◆ Objective
Return every record below exactly as written, omitting any pictures.

◆ Records shown

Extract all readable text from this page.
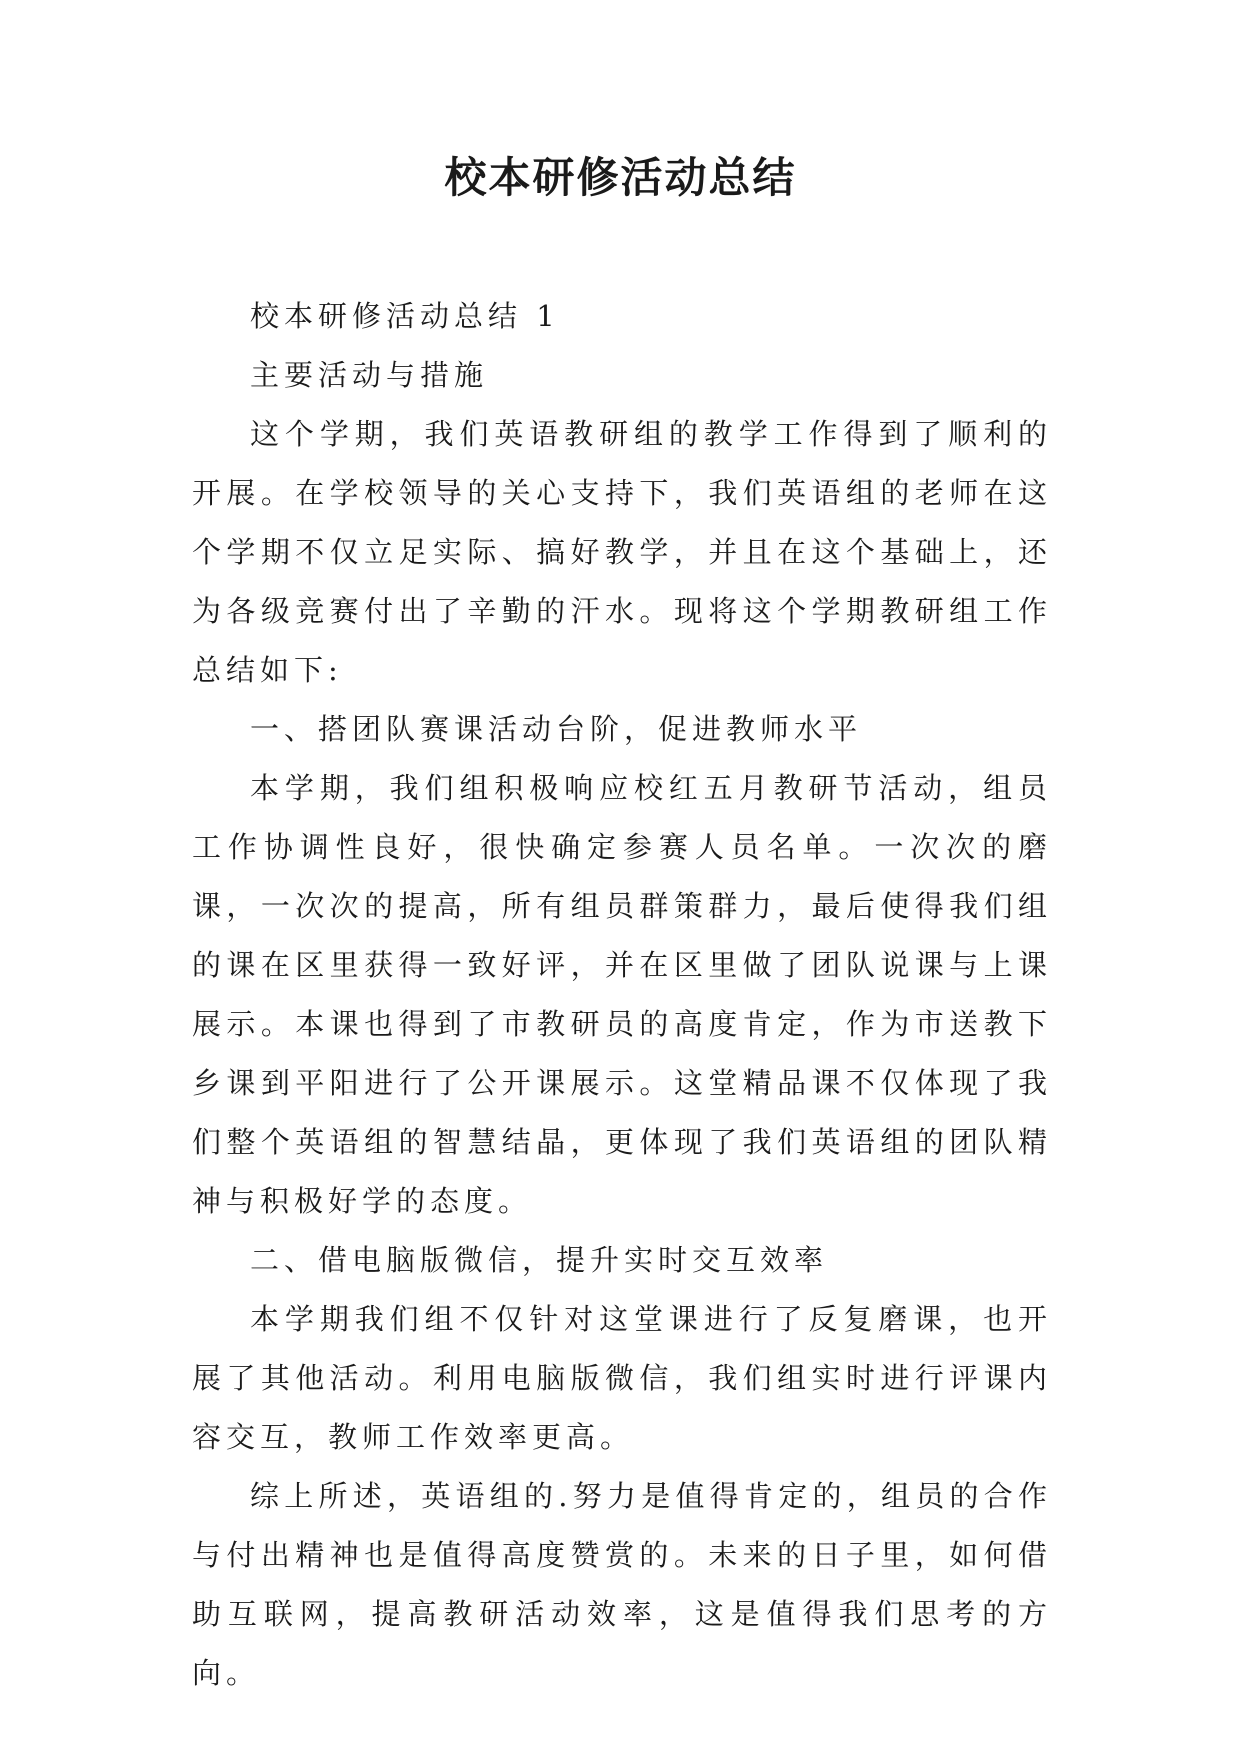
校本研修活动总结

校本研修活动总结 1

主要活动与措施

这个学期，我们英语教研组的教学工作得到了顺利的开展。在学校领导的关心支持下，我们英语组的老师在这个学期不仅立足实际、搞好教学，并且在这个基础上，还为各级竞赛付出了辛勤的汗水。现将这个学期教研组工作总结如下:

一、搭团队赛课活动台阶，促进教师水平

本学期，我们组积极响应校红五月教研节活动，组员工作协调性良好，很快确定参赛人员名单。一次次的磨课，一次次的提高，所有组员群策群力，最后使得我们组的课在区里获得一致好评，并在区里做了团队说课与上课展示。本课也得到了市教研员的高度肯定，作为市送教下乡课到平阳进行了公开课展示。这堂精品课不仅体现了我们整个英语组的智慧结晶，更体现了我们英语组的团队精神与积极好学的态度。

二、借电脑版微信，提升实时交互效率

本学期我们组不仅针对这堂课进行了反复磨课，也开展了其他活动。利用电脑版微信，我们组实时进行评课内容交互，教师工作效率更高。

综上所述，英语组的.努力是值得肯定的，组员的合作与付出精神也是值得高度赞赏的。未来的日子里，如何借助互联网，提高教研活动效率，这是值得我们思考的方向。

◆ Solved problem
Extract all readable text from this page.
校本研修活动总结

校本研修活动总结 1

主要活动与措施

这个学期，我们英语教研组的教学工作得到了顺利的开展。在学校领导的关心支持下，我们英语组的老师在这个学期不仅立足实际、搞好教学，并且在这个基础上，还为各级竞赛付出了辛勤的汗水。现将这个学期教研组工作总结如下:

一、搭团队赛课活动台阶，促进教师水平

本学期，我们组积极响应校红五月教研节活动，组员工作协调性良好，很快确定参赛人员名单。一次次的磨课，一次次的提高，所有组员群策群力，最后使得我们组的课在区里获得一致好评，并在区里做了团队说课与上课展示。本课也得到了市教研员的高度肯定，作为市送教下乡课到平阳进行了公开课展示。这堂精品课不仅体现了我们整个英语组的智慧结晶，更体现了我们英语组的团队精神与积极好学的态度。

二、借电脑版微信，提升实时交互效率

本学期我们组不仅针对这堂课进行了反复磨课，也开展了其他活动。利用电脑版微信，我们组实时进行评课内容交互，教师工作效率更高。

综上所述，英语组的.努力是值得肯定的，组员的合作与付出精神也是值得高度赞赏的。未来的日子里，如何借助互联网，提高教研活动效率，这是值得我们思考的方向。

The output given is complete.